- SOURCE MATERIAL -
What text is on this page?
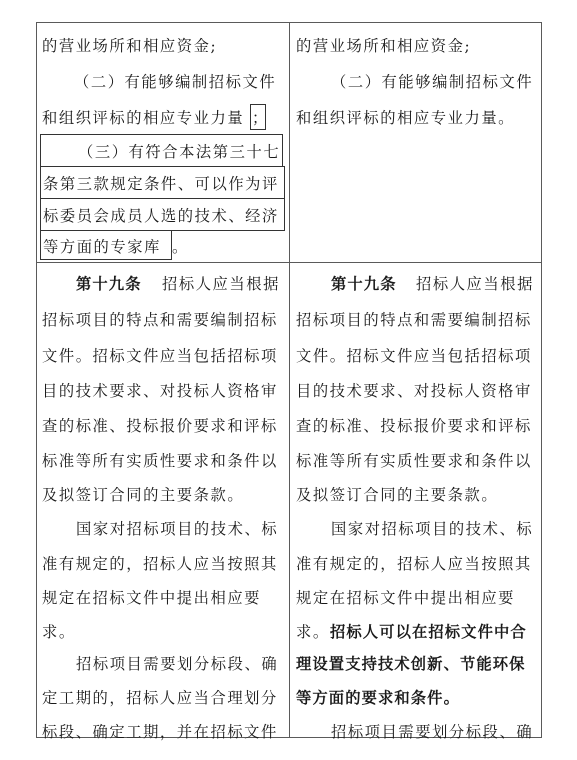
的营业场所和相应资金;
（二）有能够编制招标文件
和组织评标的相应专业力量 ；
（三）有符合本法第三十七
条第三款规定条件、可以作为评
标委员会成员人选的技术、经济
等方面的专家库 。
第十九条 招标人应当根据
招标项目的特点和需要编制招标
文件。招标文件应当包括招标项
目的技术要求、对投标人资格审
查的标准、投标报价要求和评标
标准等所有实质性要求和条件以
及拟签订合同的主要条款。
国家对招标项目的技术、标
准有规定的，招标人应当按照其
规定在招标文件中提出相应要
求。
招标项目需要划分标段、确
定工期的，招标人应当合理划分
标段、确定工期，并在招标文件
的营业场所和相应资金;
（二）有能够编制招标文件
和组织评标的相应专业力量。
第十九条 招标人应当根据
招标项目的特点和需要编制招标
文件。招标文件应当包括招标项
目的技术要求、对投标人资格审
查的标准、投标报价要求和评标
标准等所有实质性要求和条件以
及拟签订合同的主要条款。
国家对招标项目的技术、标
准有规定的，招标人应当按照其
规定在招标文件中提出相应要
求。 招标人可以在招标文件中合
理设置支持技术创新、节能环保
等方面的要求和条件。
招标项目需要划分标段、确
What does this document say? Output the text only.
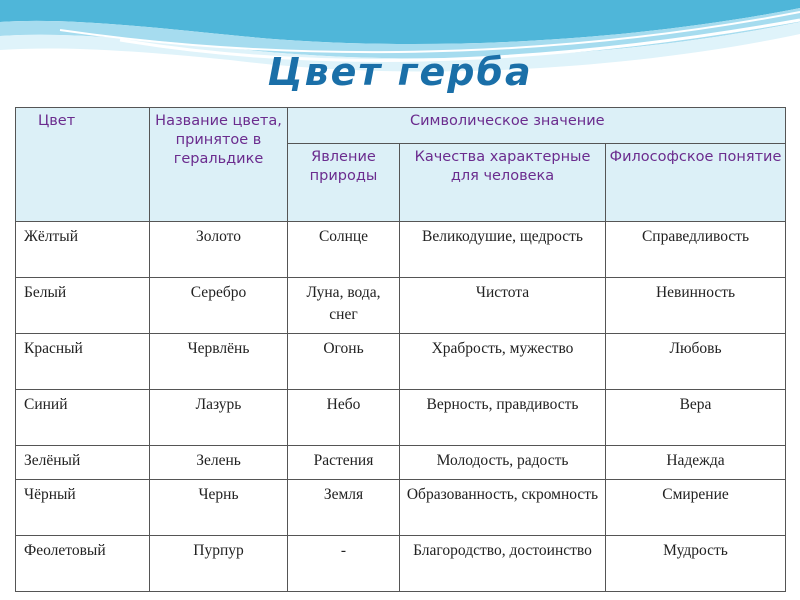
Цвет герба
Цвет	Название цвета, принятое в геральдике	Символическое значение		
		Явление природы	Качества характерные для человека	Философское понятие
Жёлтый	Золото	Солнце	Великодушие, щедрость	Справедливость
Белый	Серебро	Луна, вода, снег	Чистота	Невинность
Красный	Червлёнь	Огонь	Храбрость, мужество	Любовь
Синий	Лазурь	Небо	Верность, правдивость	Вера
Зелёный	Зелень	Растения	Молодость, радость	Надежда
Чёрный	Чернь	Земля	Образованность, скромность	Смирение
Феолетовый	Пурпур	-	Благородство, достоинство	Мудрость
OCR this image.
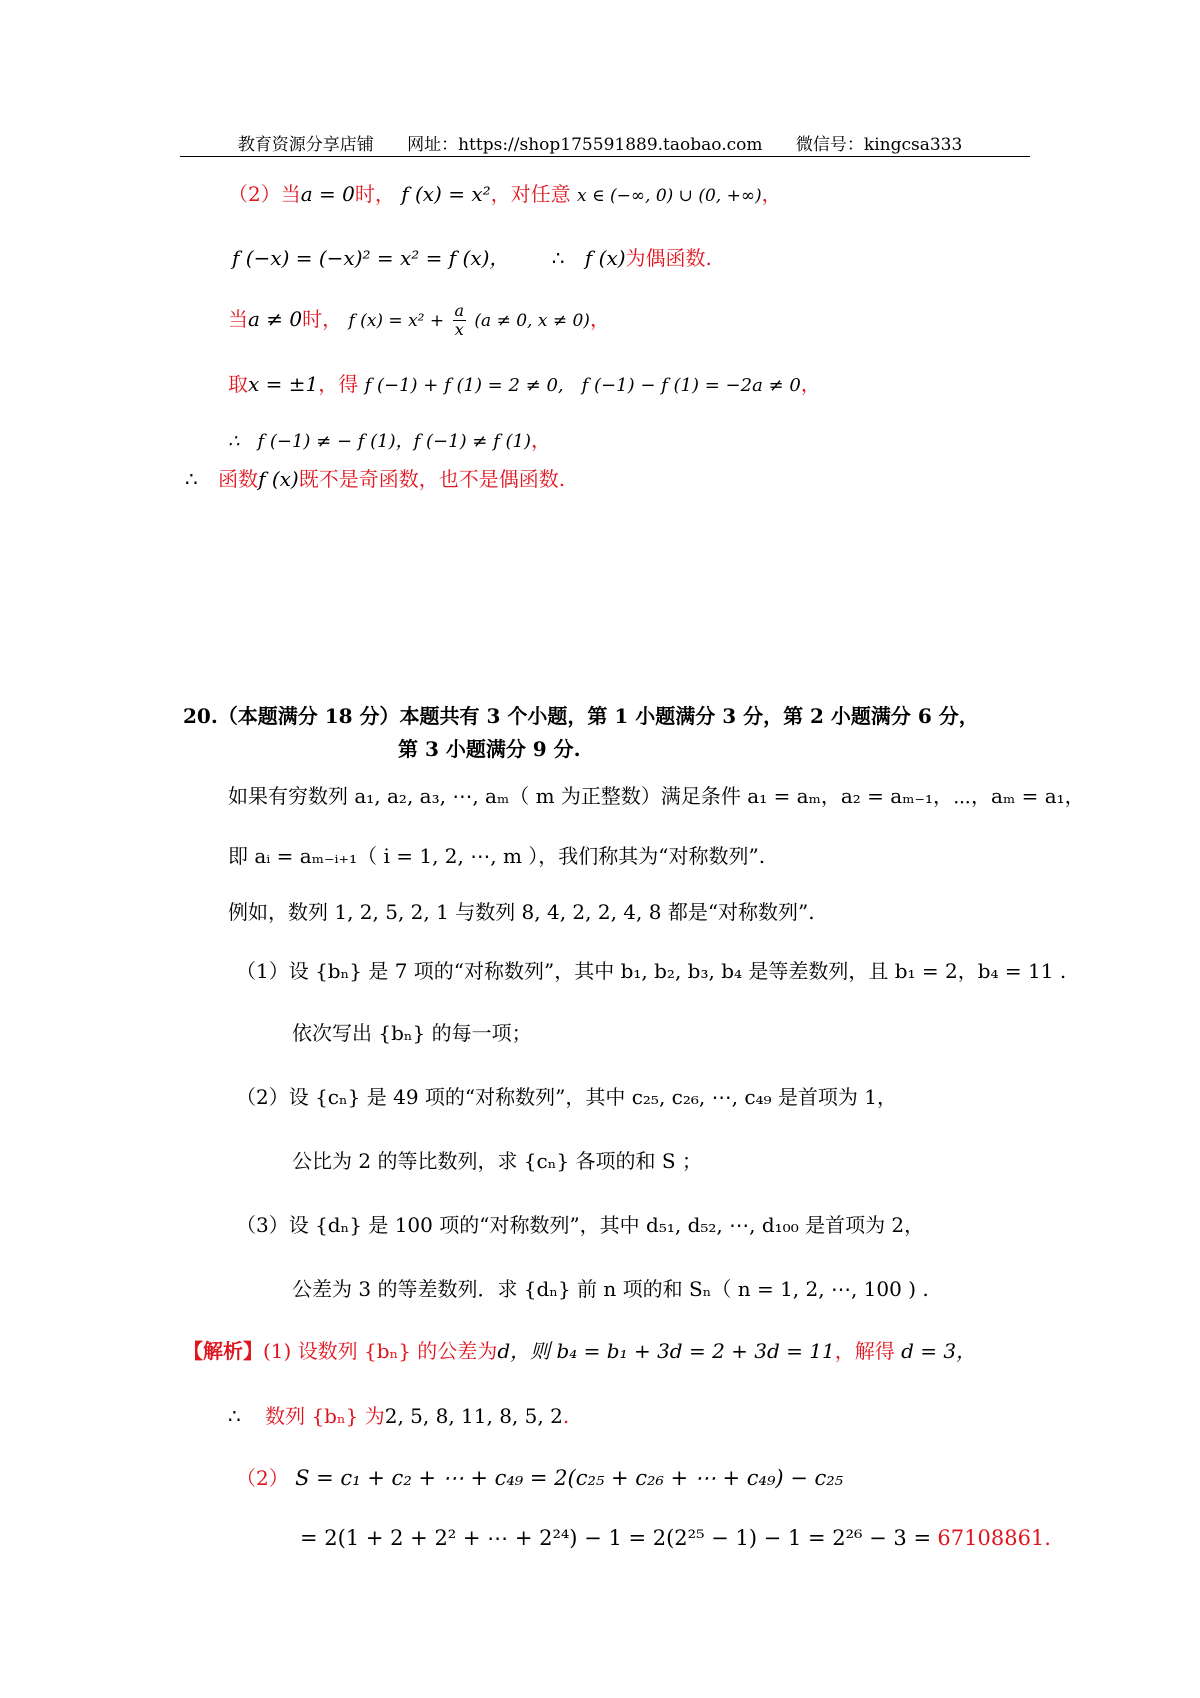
教育资源分享店铺 网址：https://shop175591889.taobao.com 微信号：kingcsa333
（2）当a = 0时， f (x) = x²，对任意 x ∈ (−∞, 0) ∪ (0, +∞)，
f (−x) = (−x)² = x² = f (x)， ∴ f (x)为偶函数.
当a ≠ 0时， f $(x) = x^2 + \frac{a}{x} (a \ne 0$, x ≠ 0)，
取x = ±1，得 f (−1) + f (1) = 2 ≠ 0,　f (−1) − f (1) = −2a ≠ 0，
∴　f (−1) ≠ − f (1)，f (−1) ≠ f (1)，
∴ 函数f (x)既不是奇函数，也不是偶函数.
20.（本题满分 18 分）本题共有 3 个小题，第 1 小题满分 3 分，第 2 小题满分 6 分，
第 3 小题满分 9 分.
如果有穷数列 a₁, a₂, a₃, ⋯, aₘ（ m 为正整数）满足条件 a₁ = aₘ，a₂ = aₘ₋₁，⋯，aₘ = a₁，
即 aᵢ = aₘ₋ᵢ₊₁（ i = 1, 2, ⋯, m ），我们称其为“对称数列”.
例如，数列 1, 2, 5, 2, 1 与数列 8, 4, 2, 2, 4, 8 都是“对称数列”.
（1）设 {bₙ} 是 7 项的“对称数列”，其中 b₁, b₂, b₃, b₄ 是等差数列，且 b₁ = 2，b₄ = 11 .
依次写出 {bₙ} 的每一项；
（2）设 {cₙ} 是 49 项的“对称数列”，其中 c₂₅, c₂₆, ⋯, c₄₉ 是首项为 1，
公比为 2 的等比数列，求 {cₙ} 各项的和 S ；
（3）设 {dₙ} 是 100 项的“对称数列”，其中 d₅₁, d₅₂, ⋯, d₁₀₀ 是首项为 2，
公差为 3 的等差数列．求 {dₙ} 前 n 项的和 Sₙ（ n = 1, 2, ⋯, 100 ) .
【解析】(1) 设数列 {bₙ} 的公差为d，则 b₄ = b₁ + 3d = 2 + 3d = 11，解得 d = 3，
∴ 数列 {bₙ} 为2, 5, 8, 11, 8, 5, 2.
（2） S = c₁ + c₂ + ⋯ + c₄₉ = 2(c₂₅ + c₂₆ + ⋯ + c₄₉) − c₂₅
= 2(1 + 2 + 2² + ⋯ + 2²⁴) − 1 = 2(2²⁵ − 1) − 1 = 2²⁶ − 3 = 67108861.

- DIRECTIONS FOR THIS TASK -
Give only the count of lines in which the string "text" appears.

- ANSWER TO THIS PROBLEM -
2